──────── Source records

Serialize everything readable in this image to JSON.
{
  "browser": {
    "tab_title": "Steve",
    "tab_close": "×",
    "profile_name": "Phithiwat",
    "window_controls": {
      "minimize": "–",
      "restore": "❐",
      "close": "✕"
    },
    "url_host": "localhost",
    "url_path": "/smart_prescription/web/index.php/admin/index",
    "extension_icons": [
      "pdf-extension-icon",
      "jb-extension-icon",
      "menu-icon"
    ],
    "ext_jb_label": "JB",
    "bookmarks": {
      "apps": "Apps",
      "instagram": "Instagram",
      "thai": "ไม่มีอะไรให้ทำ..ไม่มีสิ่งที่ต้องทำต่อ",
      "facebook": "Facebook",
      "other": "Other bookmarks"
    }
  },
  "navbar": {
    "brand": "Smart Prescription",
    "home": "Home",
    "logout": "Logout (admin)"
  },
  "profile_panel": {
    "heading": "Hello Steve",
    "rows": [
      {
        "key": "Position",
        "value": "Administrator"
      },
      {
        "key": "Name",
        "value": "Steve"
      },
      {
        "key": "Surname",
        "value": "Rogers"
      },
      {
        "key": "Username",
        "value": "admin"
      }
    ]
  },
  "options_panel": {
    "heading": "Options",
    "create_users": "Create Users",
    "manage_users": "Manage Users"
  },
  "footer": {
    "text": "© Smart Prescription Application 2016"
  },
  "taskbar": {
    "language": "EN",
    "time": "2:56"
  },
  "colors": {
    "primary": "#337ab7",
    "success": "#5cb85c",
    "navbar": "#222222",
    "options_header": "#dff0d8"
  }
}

────────────────

◆ **Requirement**:
Using the listing above, retype each line exactly.

◆ **Output for this exercise**:
Serialize everything readable in this image to JSON.
{
  "browser": {
    "tab_title": "Steve",
    "tab_close": "×",
    "profile_name": "Phithiwat",
    "window_controls": {
      "minimize": "–",
      "restore": "❐",
      "close": "✕"
    },
    "url_host": "localhost",
    "url_path": "/smart_prescription/web/index.php/admin/index",
    "extension_icons": [
      "pdf-extension-icon",
      "jb-extension-icon",
      "menu-icon"
    ],
    "ext_jb_label": "JB",
    "bookmarks": {
      "apps": "Apps",
      "instagram": "Instagram",
      "thai": "ไม่มีอะไรให้ทำ..ไม่มีสิ่งที่ต้องทำต่อ",
      "facebook": "Facebook",
      "other": "Other bookmarks"
    }
  },
  "navbar": {
    "brand": "Smart Prescription",
    "home": "Home",
    "logout": "Logout (admin)"
  },
  "profile_panel": {
    "heading": "Hello Steve",
    "rows": [
      {
        "key": "Position",
        "value": "Administrator"
      },
      {
        "key": "Name",
        "value": "Steve"
      },
      {
        "key": "Surname",
        "value": "Rogers"
      },
      {
        "key": "Username",
        "value": "admin"
      }
    ]
  },
  "options_panel": {
    "heading": "Options",
    "create_users": "Create Users",
    "manage_users": "Manage Users"
  },
  "footer": {
    "text": "© Smart Prescription Application 2016"
  },
  "taskbar": {
    "language": "EN",
    "time": "2:56"
  },
  "colors": {
    "primary": "#337ab7",
    "success": "#5cb85c",
    "navbar": "#222222",
    "options_header": "#dff0d8"
  }
}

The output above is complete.